** start **
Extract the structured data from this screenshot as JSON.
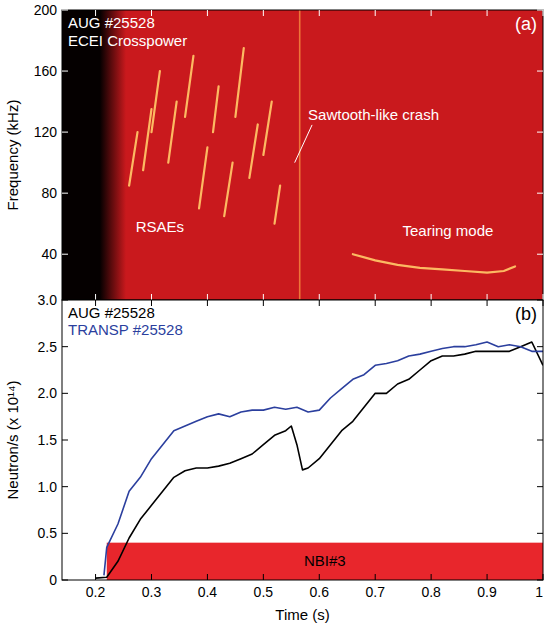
{
  "chart_data": [
    {
      "type": "spectrogram",
      "panel_label": "(a)",
      "title": "AUG #25528",
      "subtitle": "ECEI Crosspower",
      "y_label": "Frequency (kHz)",
      "xlim": [
        0.14,
        1.0
      ],
      "ylim": [
        10,
        200
      ],
      "xticks": [
        0.2,
        0.3,
        0.4,
        0.5,
        0.6,
        0.7,
        0.8,
        0.9,
        1
      ],
      "yticks": [
        40,
        80,
        120,
        160,
        200
      ],
      "tick_labels": "y",
      "color": "#c9191d",
      "signal_start": 0.215,
      "series": [
        {
          "name": "RSAEs",
          "color": "#ffc266",
          "label_x": 0.315,
          "label_y": 58,
          "x": [
            0.26,
            0.275,
            null,
            0.285,
            0.3,
            null,
            0.3,
            0.315,
            null,
            0.33,
            0.345,
            null,
            0.36,
            0.375,
            null,
            0.385,
            0.4,
            null,
            0.41,
            0.42,
            null,
            0.43,
            0.445,
            null,
            0.45,
            0.465,
            null,
            0.475,
            0.49,
            null,
            0.5,
            0.515,
            null,
            0.52,
            0.53
          ],
          "values": [
            85,
            120,
            null,
            95,
            135,
            null,
            120,
            160,
            null,
            100,
            140,
            null,
            130,
            170,
            null,
            70,
            110,
            null,
            120,
            150,
            null,
            65,
            100,
            null,
            130,
            175,
            null,
            90,
            125,
            null,
            105,
            140,
            null,
            60,
            85
          ]
        },
        {
          "name": "Sawtooth-like crash",
          "color": "#f07a3a",
          "label_x": 0.58,
          "label_y": 128,
          "arrow_to": [
            0.556,
            100
          ],
          "x": [
            0.565,
            0.565
          ],
          "values": [
            10,
            200
          ]
        },
        {
          "name": "Tearing mode",
          "color": "#ffc266",
          "label_x": 0.83,
          "label_y": 55,
          "x": [
            0.66,
            0.7,
            0.74,
            0.78,
            0.82,
            0.86,
            0.9,
            0.93,
            0.95
          ],
          "values": [
            40,
            36,
            33,
            31,
            30,
            29,
            28,
            29,
            32
          ]
        }
      ]
    },
    {
      "type": "line",
      "panel_label": "(b)",
      "x_label": "Time (s)",
      "y_label": "Neutron/s (x 10¹⁴)",
      "xlim": [
        0.14,
        1.0
      ],
      "ylim": [
        0,
        3.0
      ],
      "xticks": [
        0.2,
        0.3,
        0.4,
        0.5,
        0.6,
        0.7,
        0.8,
        0.9,
        1
      ],
      "yticks": [
        0,
        0.5,
        {
          "value": 1,
          "label": "1.0"
        },
        1.5,
        {
          "value": 2,
          "label": "2.0"
        },
        2.5,
        {
          "value": 3,
          "label": "3.0"
        }
      ],
      "legend": "top-left",
      "series": [
        {
          "name": "AUG #25528",
          "color": "#000000",
          "x": [
            0.2,
            0.22,
            0.24,
            0.26,
            0.28,
            0.3,
            0.32,
            0.34,
            0.36,
            0.38,
            0.4,
            0.42,
            0.44,
            0.46,
            0.48,
            0.5,
            0.52,
            0.54,
            0.55,
            0.56,
            0.57,
            0.58,
            0.6,
            0.62,
            0.64,
            0.66,
            0.68,
            0.7,
            0.72,
            0.74,
            0.76,
            0.78,
            0.8,
            0.82,
            0.84,
            0.86,
            0.88,
            0.9,
            0.92,
            0.94,
            0.96,
            0.98,
            1.0
          ],
          "values": [
            0.02,
            0.03,
            0.2,
            0.45,
            0.65,
            0.8,
            0.95,
            1.1,
            1.17,
            1.2,
            1.2,
            1.22,
            1.25,
            1.3,
            1.35,
            1.45,
            1.55,
            1.6,
            1.65,
            1.45,
            1.18,
            1.2,
            1.3,
            1.45,
            1.6,
            1.7,
            1.85,
            2.0,
            2.0,
            2.1,
            2.15,
            2.25,
            2.35,
            2.4,
            2.4,
            2.42,
            2.45,
            2.45,
            2.45,
            2.45,
            2.5,
            2.55,
            2.3
          ]
        },
        {
          "name": "TRANSP #25528",
          "color": "#2b3f9e",
          "x": [
            0.215,
            0.22,
            0.24,
            0.26,
            0.28,
            0.3,
            0.32,
            0.34,
            0.36,
            0.38,
            0.4,
            0.42,
            0.44,
            0.46,
            0.48,
            0.5,
            0.52,
            0.54,
            0.56,
            0.58,
            0.6,
            0.62,
            0.64,
            0.66,
            0.68,
            0.7,
            0.72,
            0.74,
            0.76,
            0.78,
            0.8,
            0.82,
            0.84,
            0.86,
            0.88,
            0.9,
            0.92,
            0.94,
            0.96,
            0.98,
            1.0
          ],
          "values": [
            0.05,
            0.35,
            0.6,
            0.95,
            1.1,
            1.3,
            1.45,
            1.6,
            1.65,
            1.7,
            1.75,
            1.78,
            1.75,
            1.8,
            1.82,
            1.82,
            1.85,
            1.83,
            1.85,
            1.8,
            1.82,
            1.95,
            2.05,
            2.15,
            2.2,
            2.3,
            2.32,
            2.35,
            2.4,
            2.42,
            2.45,
            2.48,
            2.5,
            2.5,
            2.52,
            2.55,
            2.5,
            2.52,
            2.5,
            2.45,
            2.45
          ]
        }
      ],
      "bars": [
        {
          "label": "NBI#3",
          "start": 0.22,
          "end": 1.0,
          "value": 0.4,
          "color": "#e8262c"
        }
      ]
    }
  ]
}
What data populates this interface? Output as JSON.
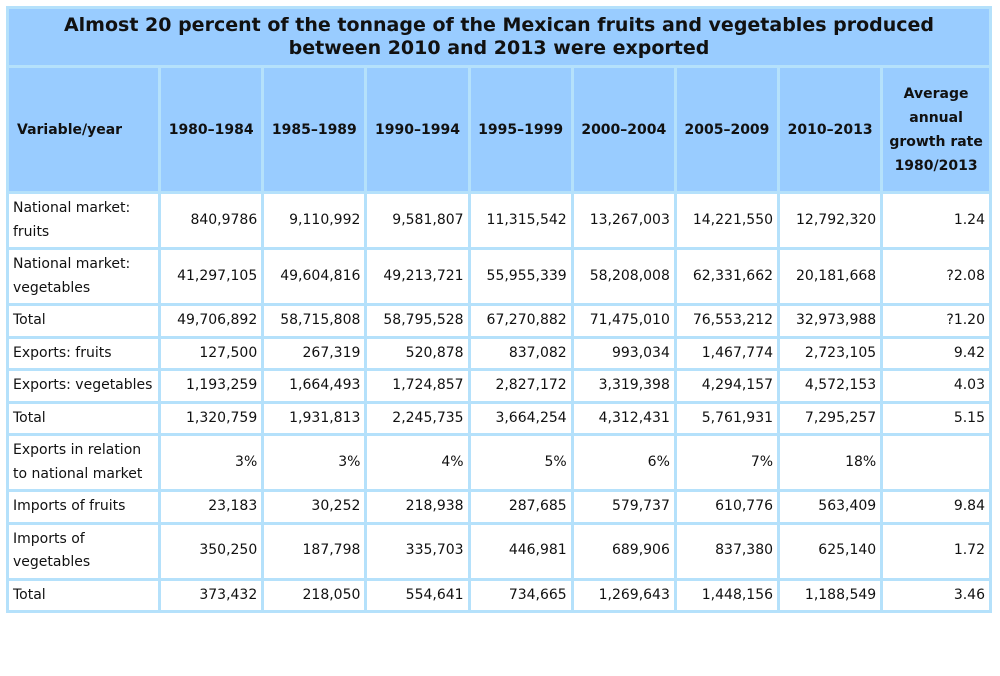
{
  "chart_data": {
    "type": "table",
    "title": "Almost 20 percent of the tonnage of the Mexican fruits and vegetables produced between 2010 and 2013 were exported",
    "columns": [
      "Variable/year",
      "1980–1984",
      "1985–1989",
      "1990–1994",
      "1995–1999",
      "2000–2004",
      "2005–2009",
      "2010–2013",
      "Average annual growth rate 1980/2013"
    ],
    "rows": [
      {
        "label": "National market: fruits",
        "values": [
          "840,9786",
          "9,110,992",
          "9,581,807",
          "11,315,542",
          "13,267,003",
          "14,221,550",
          "12,792,320",
          "1.24"
        ]
      },
      {
        "label": "National market: vegetables",
        "values": [
          "41,297,105",
          "49,604,816",
          "49,213,721",
          "55,955,339",
          "58,208,008",
          "62,331,662",
          "20,181,668",
          "?2.08"
        ]
      },
      {
        "label": "Total",
        "values": [
          "49,706,892",
          "58,715,808",
          "58,795,528",
          "67,270,882",
          "71,475,010",
          "76,553,212",
          "32,973,988",
          "?1.20"
        ]
      },
      {
        "label": "Exports: fruits",
        "values": [
          "127,500",
          "267,319",
          "520,878",
          "837,082",
          "993,034",
          "1,467,774",
          "2,723,105",
          "9.42"
        ]
      },
      {
        "label": "Exports: vegetables",
        "values": [
          "1,193,259",
          "1,664,493",
          "1,724,857",
          "2,827,172",
          "3,319,398",
          "4,294,157",
          "4,572,153",
          "4.03"
        ]
      },
      {
        "label": "Total",
        "values": [
          "1,320,759",
          "1,931,813",
          "2,245,735",
          "3,664,254",
          "4,312,431",
          "5,761,931",
          "7,295,257",
          "5.15"
        ]
      },
      {
        "label": "Exports in relation to national market",
        "values": [
          "3%",
          "3%",
          "4%",
          "5%",
          "6%",
          "7%",
          "18%",
          ""
        ]
      },
      {
        "label": "Imports of fruits",
        "values": [
          "23,183",
          "30,252",
          "218,938",
          "287,685",
          "579,737",
          "610,776",
          "563,409",
          "9.84"
        ]
      },
      {
        "label": "Imports of vegetables",
        "values": [
          "350,250",
          "187,798",
          "335,703",
          "446,981",
          "689,906",
          "837,380",
          "625,140",
          "1.72"
        ]
      },
      {
        "label": "Total",
        "values": [
          "373,432",
          "218,050",
          "554,641",
          "734,665",
          "1,269,643",
          "1,448,156",
          "1,188,549",
          "3.46"
        ]
      }
    ]
  },
  "colors": {
    "header_bg": "#99ccff",
    "border": "#b5e1fb",
    "cell_bg": "#ffffff"
  }
}
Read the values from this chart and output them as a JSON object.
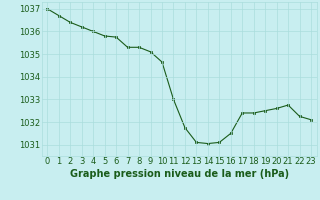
{
  "x": [
    0,
    1,
    2,
    3,
    4,
    5,
    6,
    7,
    8,
    9,
    10,
    11,
    12,
    13,
    14,
    15,
    16,
    17,
    18,
    19,
    20,
    21,
    22,
    23
  ],
  "y": [
    1037.0,
    1036.7,
    1036.4,
    1036.2,
    1036.0,
    1035.8,
    1035.75,
    1035.3,
    1035.3,
    1035.1,
    1034.65,
    1033.0,
    1031.75,
    1031.1,
    1031.05,
    1031.1,
    1031.5,
    1032.4,
    1032.4,
    1032.5,
    1032.6,
    1032.75,
    1032.25,
    1032.1
  ],
  "line_color": "#1a5c1a",
  "marker_color": "#1a5c1a",
  "bg_color": "#c8eef0",
  "grid_color": "#aadddd",
  "xlabel": "Graphe pression niveau de la mer (hPa)",
  "xlabel_color": "#1a5c1a",
  "ylabel_ticks": [
    1031,
    1032,
    1033,
    1034,
    1035,
    1036,
    1037
  ],
  "xlim": [
    -0.5,
    23.5
  ],
  "ylim": [
    1030.5,
    1037.3
  ],
  "tick_label_color": "#1a5c1a",
  "xlabel_fontsize": 7,
  "axis_fontsize": 6
}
** end **
Write out an exact reproduction of the lines from the line that holds "Read the values" to the bottom of the listing above, both ends included. Exclude pictures.

## RESULT
Read the values from this chart and output them as a JSON object.
{
  "x": [
    0,
    1,
    2,
    3,
    4,
    5,
    6,
    7,
    8,
    9,
    10,
    11,
    12,
    13,
    14,
    15,
    16,
    17,
    18,
    19,
    20,
    21,
    22,
    23
  ],
  "y": [
    1037.0,
    1036.7,
    1036.4,
    1036.2,
    1036.0,
    1035.8,
    1035.75,
    1035.3,
    1035.3,
    1035.1,
    1034.65,
    1033.0,
    1031.75,
    1031.1,
    1031.05,
    1031.1,
    1031.5,
    1032.4,
    1032.4,
    1032.5,
    1032.6,
    1032.75,
    1032.25,
    1032.1
  ],
  "line_color": "#1a5c1a",
  "marker_color": "#1a5c1a",
  "bg_color": "#c8eef0",
  "grid_color": "#aadddd",
  "xlabel": "Graphe pression niveau de la mer (hPa)",
  "xlabel_color": "#1a5c1a",
  "ylabel_ticks": [
    1031,
    1032,
    1033,
    1034,
    1035,
    1036,
    1037
  ],
  "xlim": [
    -0.5,
    23.5
  ],
  "ylim": [
    1030.5,
    1037.3
  ],
  "tick_label_color": "#1a5c1a",
  "xlabel_fontsize": 7,
  "axis_fontsize": 6
}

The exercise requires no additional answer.